Short problem — From the listing that follows, output everything exactly except the pictures.

Available records —
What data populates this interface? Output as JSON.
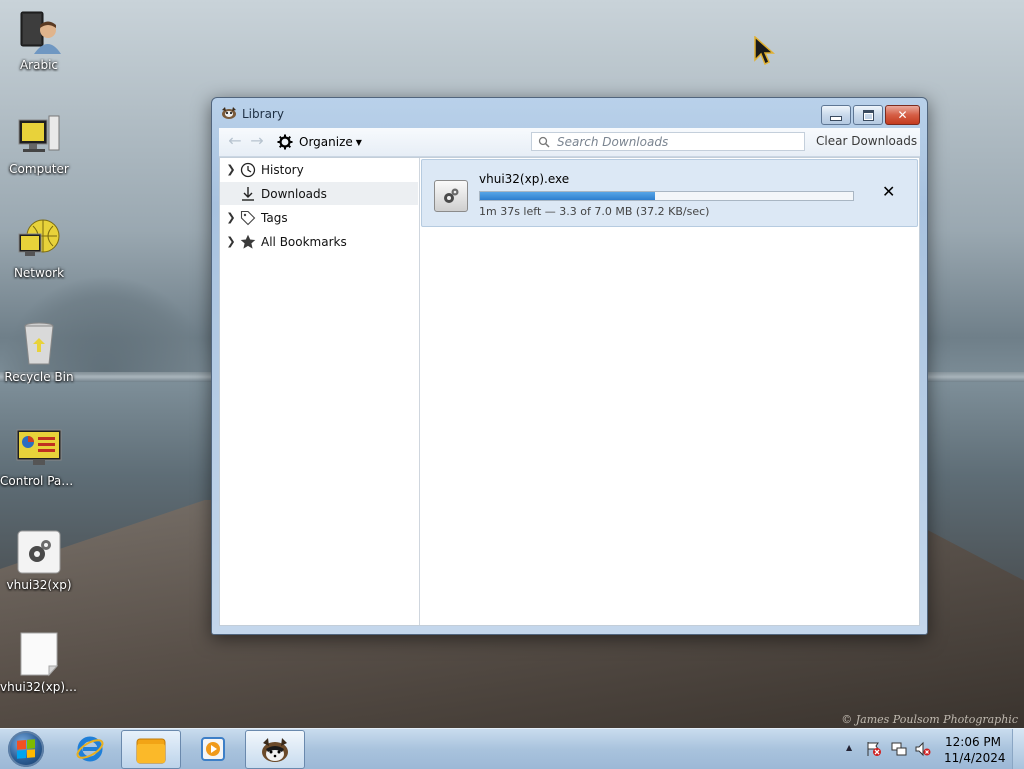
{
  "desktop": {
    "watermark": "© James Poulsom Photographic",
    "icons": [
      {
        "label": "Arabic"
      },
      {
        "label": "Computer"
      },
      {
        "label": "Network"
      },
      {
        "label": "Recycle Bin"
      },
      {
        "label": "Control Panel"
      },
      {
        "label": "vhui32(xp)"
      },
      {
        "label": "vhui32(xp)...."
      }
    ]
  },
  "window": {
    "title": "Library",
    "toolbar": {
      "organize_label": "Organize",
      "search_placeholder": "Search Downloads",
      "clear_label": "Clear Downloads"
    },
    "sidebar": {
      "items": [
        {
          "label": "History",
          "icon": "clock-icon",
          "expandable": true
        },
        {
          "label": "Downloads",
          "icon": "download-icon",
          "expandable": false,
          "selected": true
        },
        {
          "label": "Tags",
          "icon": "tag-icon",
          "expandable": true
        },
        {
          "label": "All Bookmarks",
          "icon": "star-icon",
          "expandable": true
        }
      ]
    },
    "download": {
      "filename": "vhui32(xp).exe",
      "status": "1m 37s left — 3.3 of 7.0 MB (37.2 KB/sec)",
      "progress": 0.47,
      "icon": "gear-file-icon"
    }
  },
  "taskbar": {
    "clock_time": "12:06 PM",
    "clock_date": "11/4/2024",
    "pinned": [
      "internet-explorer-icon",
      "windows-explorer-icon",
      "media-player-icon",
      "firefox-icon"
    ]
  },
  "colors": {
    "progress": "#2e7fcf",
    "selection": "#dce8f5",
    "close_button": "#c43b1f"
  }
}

Response to this task —
What data populates this interface? Output as JSON.
{
  "desktop": {
    "watermark": "© James Poulsom Photographic",
    "icons": [
      {
        "label": "Arabic"
      },
      {
        "label": "Computer"
      },
      {
        "label": "Network"
      },
      {
        "label": "Recycle Bin"
      },
      {
        "label": "Control Panel"
      },
      {
        "label": "vhui32(xp)"
      },
      {
        "label": "vhui32(xp)...."
      }
    ]
  },
  "window": {
    "title": "Library",
    "toolbar": {
      "organize_label": "Organize",
      "search_placeholder": "Search Downloads",
      "clear_label": "Clear Downloads"
    },
    "sidebar": {
      "items": [
        {
          "label": "History",
          "icon": "clock-icon",
          "expandable": true
        },
        {
          "label": "Downloads",
          "icon": "download-icon",
          "expandable": false,
          "selected": true
        },
        {
          "label": "Tags",
          "icon": "tag-icon",
          "expandable": true
        },
        {
          "label": "All Bookmarks",
          "icon": "star-icon",
          "expandable": true
        }
      ]
    },
    "download": {
      "filename": "vhui32(xp).exe",
      "status": "1m 37s left — 3.3 of 7.0 MB (37.2 KB/sec)",
      "progress": 0.47,
      "icon": "gear-file-icon"
    }
  },
  "taskbar": {
    "clock_time": "12:06 PM",
    "clock_date": "11/4/2024",
    "pinned": [
      "internet-explorer-icon",
      "windows-explorer-icon",
      "media-player-icon",
      "firefox-icon"
    ]
  },
  "colors": {
    "progress": "#2e7fcf",
    "selection": "#dce8f5",
    "close_button": "#c43b1f"
  }
}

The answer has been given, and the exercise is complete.